Figure record extracts
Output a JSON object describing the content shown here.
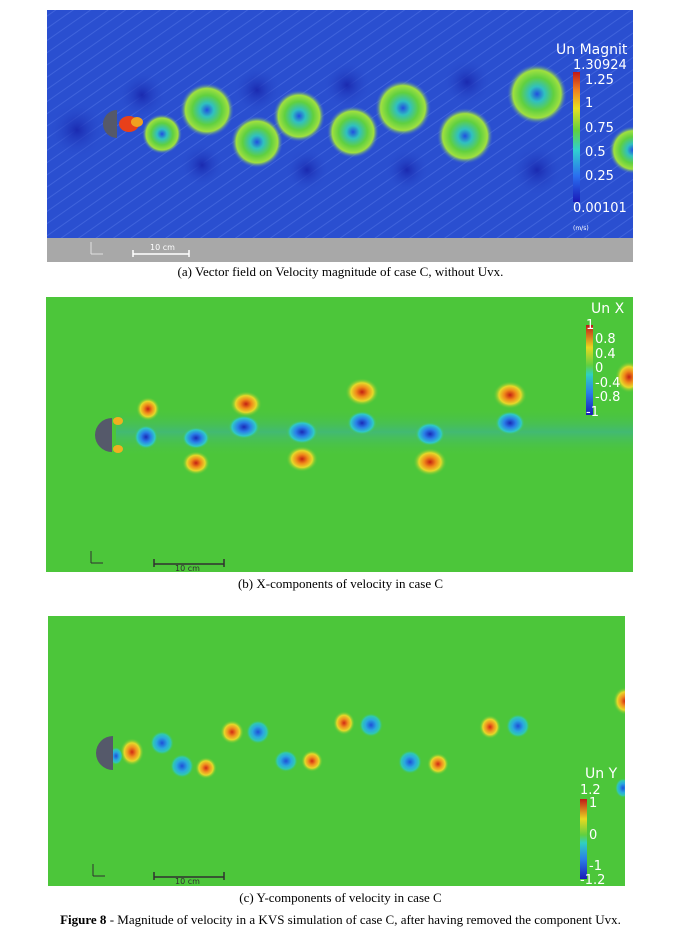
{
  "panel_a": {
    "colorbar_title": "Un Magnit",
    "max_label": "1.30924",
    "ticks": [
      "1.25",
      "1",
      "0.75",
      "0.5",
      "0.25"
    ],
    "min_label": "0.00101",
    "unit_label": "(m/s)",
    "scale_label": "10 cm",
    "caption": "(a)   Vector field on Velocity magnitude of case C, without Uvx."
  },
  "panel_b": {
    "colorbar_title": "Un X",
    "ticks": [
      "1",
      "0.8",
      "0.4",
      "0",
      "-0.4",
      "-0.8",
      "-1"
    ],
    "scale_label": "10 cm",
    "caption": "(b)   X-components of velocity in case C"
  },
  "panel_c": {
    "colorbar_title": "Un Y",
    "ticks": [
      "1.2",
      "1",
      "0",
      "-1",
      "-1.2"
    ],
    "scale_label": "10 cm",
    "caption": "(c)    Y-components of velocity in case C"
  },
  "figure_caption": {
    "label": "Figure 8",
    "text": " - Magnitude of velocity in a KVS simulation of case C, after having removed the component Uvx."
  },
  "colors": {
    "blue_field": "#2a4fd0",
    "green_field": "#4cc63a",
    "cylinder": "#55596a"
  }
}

▸ **WRITTEN PROBLEM**:
Identify the lines of the data that contain the word "components". Copy each of them.

▸ **RESPONSE TO THE TASK**:
    "caption": "(b)   X-components of velocity in case C"
    "caption": "(c)    Y-components of velocity in case C"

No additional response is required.